* [Exercise instructions] Give every line of the records below as a Markdown table with the columns No and Line, numbering the rows and skipping blank lines. Leave the pictures out.
═════ Provided entries ═════
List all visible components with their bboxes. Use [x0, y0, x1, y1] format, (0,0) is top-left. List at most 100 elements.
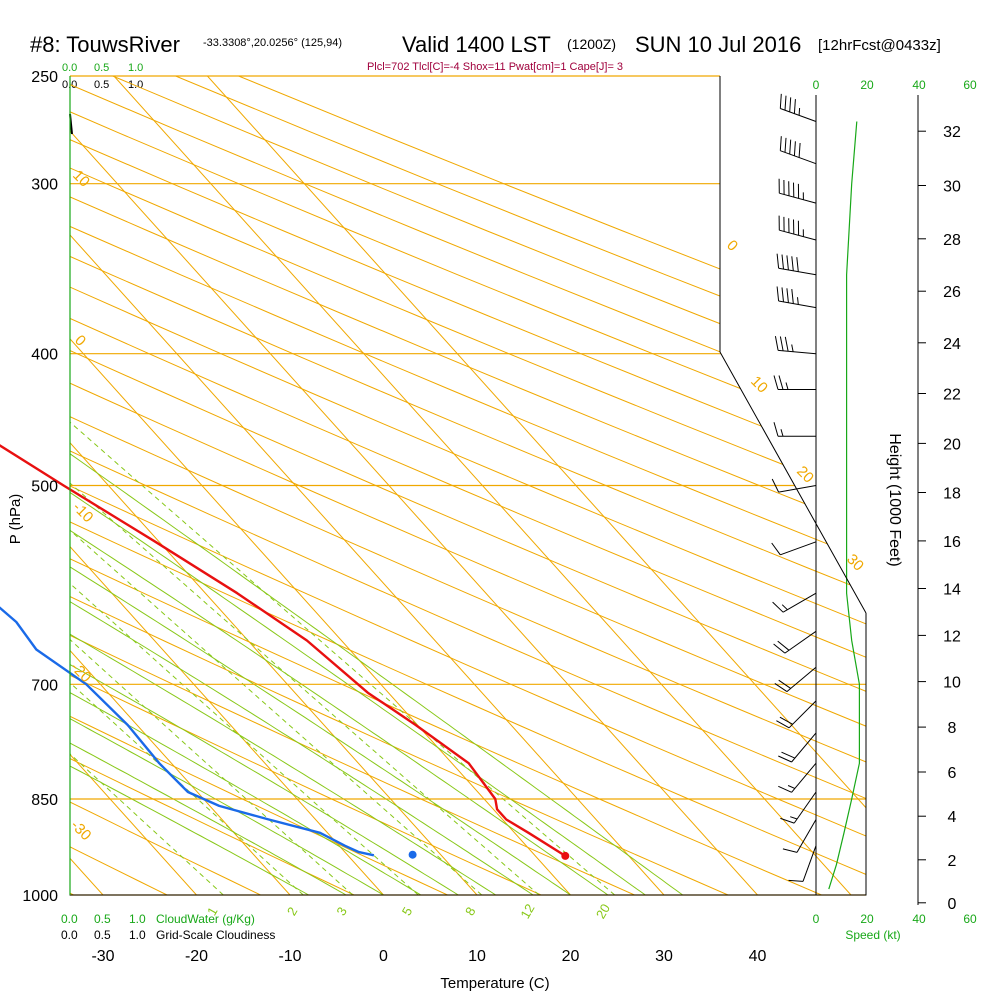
wind-barb — [780, 791, 817, 824]
mixing-ratio-line — [70, 353, 304, 895]
isotherm-line — [70, 76, 197, 895]
dry-adiabat-line — [70, 76, 866, 895]
bottom-speed-tick: 20 — [860, 912, 874, 926]
moist-adiabat-line — [70, 87, 534, 895]
height-tick-label: 28 — [943, 232, 961, 249]
mixing-ratio-label: 2 — [284, 904, 301, 918]
height-tick-label: 12 — [943, 628, 961, 645]
wind-barb — [773, 375, 816, 390]
bottom-cloudwater-tick: 0.0 — [61, 912, 78, 926]
wind-barb — [776, 286, 817, 309]
height-tick-label: 26 — [943, 284, 961, 301]
x-tick-label: 0 — [379, 948, 388, 965]
dry-adiabat-label: 0 — [71, 332, 89, 350]
top-cloudiness-tick: 0.5 — [94, 79, 109, 91]
mixing-ratio-line — [70, 353, 616, 895]
cloudwater-label: CloudWater (g/Kg) — [156, 912, 255, 926]
moist-adiabat-line — [70, 87, 571, 895]
moist-adiabat-line — [70, 87, 309, 895]
mixing-ratio-line — [70, 353, 419, 895]
wind-barb — [778, 215, 817, 241]
top-cloudwater-tick: 0.5 — [94, 62, 109, 74]
wind-speed-profile — [828, 121, 860, 890]
dry-adiabat-line — [70, 76, 866, 895]
height-tick-label: 10 — [943, 675, 961, 692]
moist-adiabat-line — [70, 87, 496, 895]
cloudiness-label: Grid-Scale Cloudiness — [156, 928, 275, 942]
bottom-speed-scale: 0 20 40 60 Speed (kt) — [813, 912, 977, 942]
dry-adiabat-line — [70, 76, 866, 895]
top-cloudiness-scale: 0.0 0.5 1.0 — [62, 79, 143, 91]
dry-adiabat-line — [70, 76, 866, 895]
dry-adiabat-line — [70, 76, 261, 895]
wind-barb — [776, 253, 817, 276]
dry-adiabat-line — [70, 76, 866, 895]
dry-adiabat-line — [70, 76, 866, 895]
x-tick-label: 20 — [562, 948, 580, 965]
x-tick-label: -30 — [91, 948, 114, 965]
height-tick-label: 32 — [943, 124, 961, 141]
height-tick-label: 16 — [943, 534, 961, 551]
wind-barb — [773, 422, 816, 437]
x-tick-label: 10 — [468, 948, 486, 965]
wind-barb — [779, 93, 817, 122]
wind-barb — [788, 845, 817, 882]
pressure-tick-label: 850 — [31, 792, 58, 809]
wind-barb — [771, 541, 817, 556]
dry-adiabat-label: 20 — [793, 463, 817, 487]
top-cloudiness-tick: 1.0 — [128, 79, 143, 91]
dry-adiabat-line — [70, 76, 866, 895]
bottom-cloudwater-tick: 1.0 — [129, 912, 146, 926]
dry-adiabat-line — [70, 76, 355, 895]
height-tick-label: 18 — [943, 486, 961, 503]
height-tick-label: 0 — [948, 896, 957, 913]
dry-adiabat-label: 10 — [69, 167, 93, 191]
dry-adiabat-line — [112, 76, 866, 895]
surface-temperature-dot — [561, 851, 570, 860]
y-axis-title: P (hPa) — [7, 494, 24, 545]
height-tick-label: 20 — [943, 436, 961, 453]
height-tick-label: 30 — [943, 179, 961, 196]
bottom-cloudiness-scale: 0.0 0.5 1.0 Grid-Scale Cloudiness — [61, 928, 275, 942]
isobars — [70, 75, 866, 896]
dry-adiabat-label: -20 — [67, 659, 94, 686]
dry-adiabat-label: -30 — [67, 817, 94, 844]
mixing-ratio-label: 20 — [593, 901, 613, 921]
height-tick-label: 8 — [948, 720, 957, 737]
height-tick-label: 24 — [943, 336, 961, 353]
temperature-trace — [0, 444, 566, 857]
height-tick-label: 14 — [943, 582, 961, 599]
bottom-cloudiness-tick: 0.5 — [94, 928, 111, 942]
wind-panel — [771, 93, 860, 890]
mixing-ratio-label: 3 — [333, 904, 350, 918]
x-tick-label: -20 — [185, 948, 208, 965]
top-speed-tick: 40 — [912, 78, 926, 92]
top-cloudwater-tick: 0.0 — [62, 62, 77, 74]
top-speed-scale: 0 20 40 60 — [813, 78, 977, 92]
wind-barb — [774, 336, 817, 355]
isotherm-line — [70, 76, 384, 895]
mixing-ratio-line — [70, 353, 540, 895]
dewpoint-trace — [0, 606, 375, 857]
x-tick-label: 40 — [749, 948, 767, 965]
mixing-ratio-line — [70, 353, 354, 895]
station-coords: -33.3308°,20.0256° (125,94) — [203, 37, 342, 49]
plot-frame — [69, 76, 867, 896]
dry-adiabat-line — [70, 76, 448, 895]
bottom-speed-tick: 0 — [813, 912, 820, 926]
sounding-traces — [0, 444, 570, 860]
mixing-ratio-label: 8 — [462, 904, 479, 918]
dry-adiabat-line — [70, 76, 866, 895]
bottom-speed-tick: 40 — [912, 912, 926, 926]
height-tick-label: 2 — [948, 853, 957, 870]
isotherm-line — [0, 76, 10, 895]
bottom-cloudwater-tick: 0.5 — [94, 912, 111, 926]
mixing-ratio-label: 5 — [399, 904, 416, 918]
pressure-tick-label: 250 — [31, 69, 58, 86]
wind-barb — [779, 136, 817, 165]
isotherm-line — [70, 76, 291, 895]
bottom-speed-tick: 60 — [963, 912, 977, 926]
pressure-tick-label: 400 — [31, 347, 58, 364]
height-tick-label: 6 — [948, 765, 957, 782]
═════
* [Result of the exercise]
| No | Line |
|---|---|
| 1 | List all visible components with their bboxes. Use [x0, y0, x1, y1] format, (0,0) is top-left. List at most 100 elements. |
| 2 | wind-barb — [780, 791, 817, 824] |
| 3 | mixing-ratio-line — [70, 353, 304, 895] |
| 4 | isotherm-line — [70, 76, 197, 895] |
| 5 | dry-adiabat-line — [70, 76, 866, 895] |
| 6 | bottom-speed-tick: 20 — [860, 912, 874, 926] |
| 7 | moist-adiabat-line — [70, 87, 534, 895] |
| 8 | height-tick-label: 28 — [943, 232, 961, 249] |
| 9 | mixing-ratio-label: 2 — [284, 904, 301, 918] |
| 10 | height-tick-label: 12 — [943, 628, 961, 645] |
| 11 | wind-barb — [773, 375, 816, 390] |
| 12 | bottom-cloudwater-tick: 0.0 — [61, 912, 78, 926] |
| 13 | wind-barb — [776, 286, 817, 309] |
| 14 | height-tick-label: 26 — [943, 284, 961, 301] |
| 15 | x-tick-label: 0 — [379, 948, 388, 965] |
| 16 | dry-adiabat-label: 0 — [71, 332, 89, 350] |
| 17 | top-cloudiness-tick: 0.5 — [94, 79, 109, 91] |
| 18 | mixing-ratio-line — [70, 353, 616, 895] |
| 19 | cloudwater-label: CloudWater (g/Kg) — [156, 912, 255, 926] |
| 20 | moist-adiabat-line — [70, 87, 571, 895] |
| 21 | moist-adiabat-line — [70, 87, 309, 895] |
| 22 | mixing-ratio-line — [70, 353, 419, 895] |
| 23 | wind-barb — [778, 215, 817, 241] |
| 24 | top-cloudwater-tick: 0.5 — [94, 62, 109, 74] |
| 25 | wind-speed-profile — [828, 121, 860, 890] |
| 26 | dry-adiabat-line — [70, 76, 866, 895] |
| 27 | height-tick-label: 10 — [943, 675, 961, 692] |
| 28 | moist-adiabat-line — [70, 87, 496, 895] |
| 29 | cloudiness-label: Grid-Scale Cloudiness — [156, 928, 275, 942] |
| 30 | bottom-speed-scale: 0 20 40 60 Speed (kt) — [813, 912, 977, 942] |
| 31 | dry-adiabat-line — [70, 76, 866, 895] |
| 32 | top-cloudiness-scale: 0.0 0.5 1.0 — [62, 79, 143, 91] |
| 33 | dry-adiabat-line — [70, 76, 866, 895] |
| 34 | dry-adiabat-line — [70, 76, 261, 895] |
| 35 | wind-barb — [776, 253, 817, 276] |
| 36 | dry-adiabat-line — [70, 76, 866, 895] |
| 37 | dry-adiabat-line — [70, 76, 866, 895] |
| 38 | x-tick-label: 20 — [562, 948, 580, 965] |
| 39 | x-tick-label: -30 — [91, 948, 114, 965] |
| 40 | height-tick-label: 32 — [943, 124, 961, 141] |
| 41 | height-tick-label: 16 — [943, 534, 961, 551] |
| 42 | wind-barb — [773, 422, 816, 437] |
| 43 | x-tick-label: 10 — [468, 948, 486, 965] |
| 44 | wind-barb — [779, 93, 817, 122] |
| 45 | wind-barb — [788, 845, 817, 882] |
| 46 | pressure-tick-label: 850 — [31, 792, 58, 809] |
| 47 | wind-barb — [771, 541, 817, 556] |
| 48 | dry-adiabat-label: 20 — [793, 463, 817, 487] |
| 49 | top-cloudiness-tick: 1.0 — [128, 79, 143, 91] |
| 50 | dry-adiabat-line — [70, 76, 866, 895] |
| 51 | bottom-cloudwater-tick: 1.0 — [129, 912, 146, 926] |
| 52 | dry-adiabat-line — [70, 76, 355, 895] |
| 53 | height-tick-label: 18 — [943, 486, 961, 503] |
| 54 | height-tick-label: 0 — [948, 896, 957, 913] |
| 55 | dry-adiabat-label: 10 — [69, 167, 93, 191] |
| 56 | dry-adiabat-line — [112, 76, 866, 895] |
| 57 | surface-temperature-dot — [561, 851, 570, 860] |
| 58 | y-axis-title: P (hPa) — [7, 494, 24, 545] |
| 59 | height-tick-label: 20 — [943, 436, 961, 453] |
| 60 | height-tick-label: 30 — [943, 179, 961, 196] |
| 61 | bottom-cloudiness-scale: 0.0 0.5 1.0 Grid-Scale Cloudiness — [61, 928, 275, 942] |
| 62 | isobars — [70, 75, 866, 896] |
| 63 | dry-adiabat-label: -20 — [67, 659, 94, 686] |
| 64 | dry-adiabat-label: -30 — [67, 817, 94, 844] |
| 65 | mixing-ratio-label: 20 — [593, 901, 613, 921] |
| 66 | height-tick-label: 8 — [948, 720, 957, 737] |
| 67 | height-tick-label: 24 — [943, 336, 961, 353] |
| 68 | temperature-trace — [0, 444, 566, 857] |
| 69 | height-tick-label: 14 — [943, 582, 961, 599] |
| 70 | bottom-cloudiness-tick: 0.5 — [94, 928, 111, 942] |
| 71 | wind-panel — [771, 93, 860, 890] |
| 72 | mixing-ratio-label: 3 — [333, 904, 350, 918] |
| 73 | x-tick-label: -20 — [185, 948, 208, 965] |
| 74 | top-speed-tick: 40 — [912, 78, 926, 92] |
| 75 | top-cloudwater-tick: 0.0 — [62, 62, 77, 74] |
| 76 | top-speed-scale: 0 20 40 60 — [813, 78, 977, 92] |
| 77 | wind-barb — [774, 336, 817, 355] |
| 78 | isotherm-line — [70, 76, 384, 895] |
| 79 | mixing-ratio-line — [70, 353, 540, 895] |
| 80 | dewpoint-trace — [0, 606, 375, 857] |
| 81 | x-tick-label: 40 — [749, 948, 767, 965] |
| 82 | mixing-ratio-line — [70, 353, 354, 895] |
| 83 | station-coords: -33.3308°,20.0256° (125,94) — [203, 37, 342, 49] |
| 84 | plot-frame — [69, 76, 867, 896] |
| 85 | dry-adiabat-line — [70, 76, 448, 895] |
| 86 | bottom-speed-tick: 0 — [813, 912, 820, 926] |
| 87 | sounding-traces — [0, 444, 570, 860] |
| 88 | mixing-ratio-label: 8 — [462, 904, 479, 918] |
| 89 | dry-adiabat-line — [70, 76, 866, 895] |
| 90 | bottom-speed-tick: 40 — [912, 912, 926, 926] |
| 91 | height-tick-label: 2 — [948, 853, 957, 870] |
| 92 | isotherm-line — [0, 76, 10, 895] |
| 93 | bottom-cloudwater-tick: 0.5 — [94, 912, 111, 926] |
| 94 | mixing-ratio-label: 5 — [399, 904, 416, 918] |
| 95 | pressure-tick-label: 250 — [31, 69, 58, 86] |
| 96 | wind-barb — [779, 136, 817, 165] |
| 97 | isotherm-line — [70, 76, 291, 895] |
| 98 | bottom-speed-tick: 60 — [963, 912, 977, 926] |
| 99 | pressure-tick-label: 400 — [31, 347, 58, 364] |
| 100 | height-tick-label: 6 — [948, 765, 957, 782] |